* BEGIN Data shown *
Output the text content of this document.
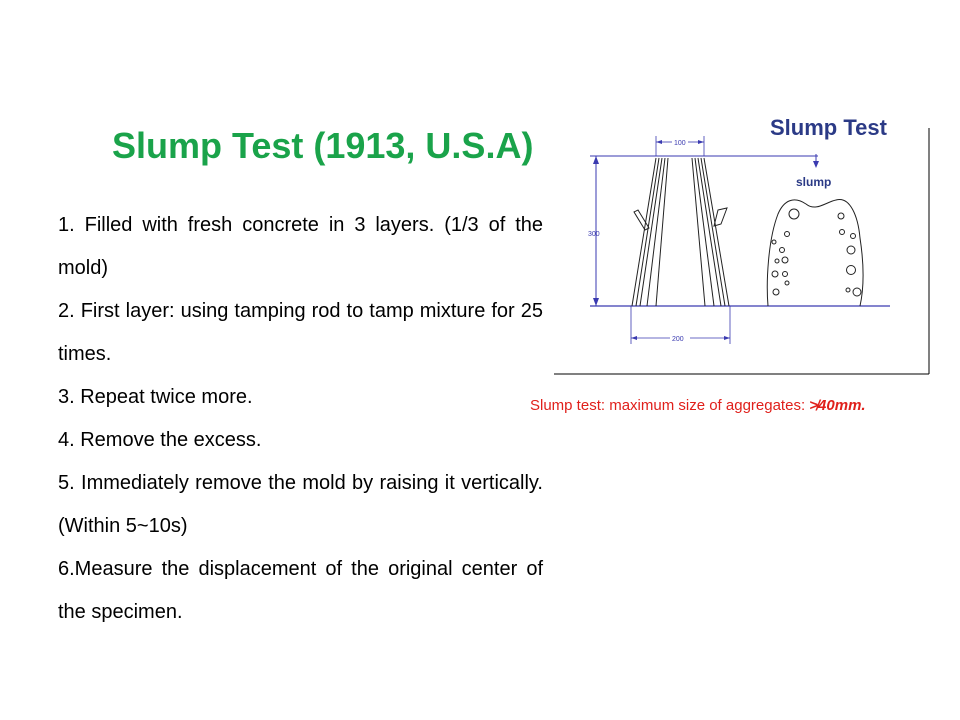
Slump Test (1913, U.S.A)
1. Filled with fresh concrete in 3 layers. (1/3 of the mold)
2. First layer: using tamping rod to tamp mixture for 25 times.
3. Repeat twice more.
4. Remove the excess.
5. Immediately remove the mold by raising it vertically. (Within 5~10s)
6.Measure the displacement of the original center of the specimen.
300
100
200
slump
Slump Test
Slump test: maximum size of aggregates: ≯40mm.
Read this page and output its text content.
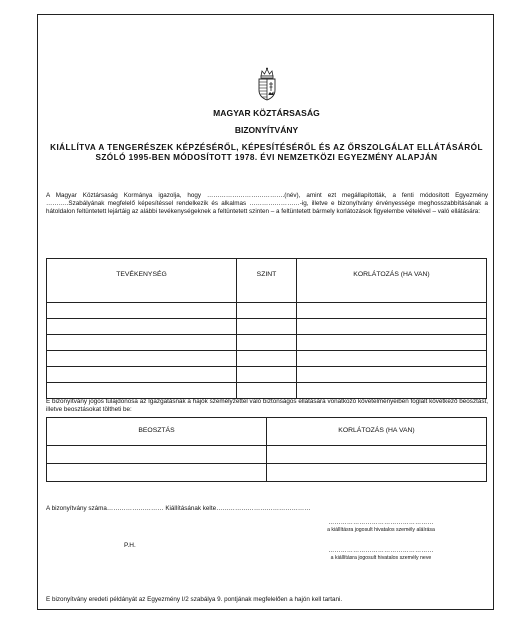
MAGYAR KÖZTÁRSASÁG
BIZONYÍTVÁNY
KIÁLLÍTVA A TENGERÉSZEK KÉPZÉSÉRŐL, KÉPESÍTÉSÉRŐL ÉS AZ ŐRSZOLGÁLAT ELLÁTÁSÁRÓL SZÓLÓ 1995-BEN MÓDOSÍTOTT 1978. ÉVI NEMZETKÖZI EGYEZMÉNY ALAPJÁN
A Magyar Köztársaság Kormánya igazolja, hogy ……………………………….(név), amint ezt megállapították, a fenti módosított Egyezmény ………..Szabályának megfelelő képesítéssel rendelkezik és alkalmas ……………………-ig, illetve e bizonyítvány érvényessége meghosszabbításának a hátoldalon feltüntetett lejártáig az alábbi tevékenységeknek a feltüntetett szinten – a feltüntetett bármely korlátozások figyelembe vételével – való ellátására:
TEVÉKENYSÉG	SZINT	KORLÁTOZÁS (HA VAN)

E bizonyítvány jogos tulajdonosa az Igazgatásnak a hajók személyzettel való biztonságos ellátására vonatkozó követelményeiben foglalt következő beosztást, illetve beosztásokat töltheti be:
BEOSZTÁS	KORLÁTOZÁS (HA VAN)

A bizonyítvány száma……………………… Kiállításának kelte………………………………………
P.H.
……………………………………………
a kiállításra jogosult hivatalos személy aláírása
……………………………………………
a kiállításra jogosult hivatalos személy neve
E bizonyítvány eredeti példányát az Egyezmény I/2 szabálya 9. pontjának megfelelően a hajón kell tartani.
* END Data shown *
▶ Problem to solve
Pick out every line holding the string "hivatalos" and return it.

▶ Problem solution
a kiállításra jogosult hivatalos személy aláírása
a kiállításra jogosult hivatalos személy neve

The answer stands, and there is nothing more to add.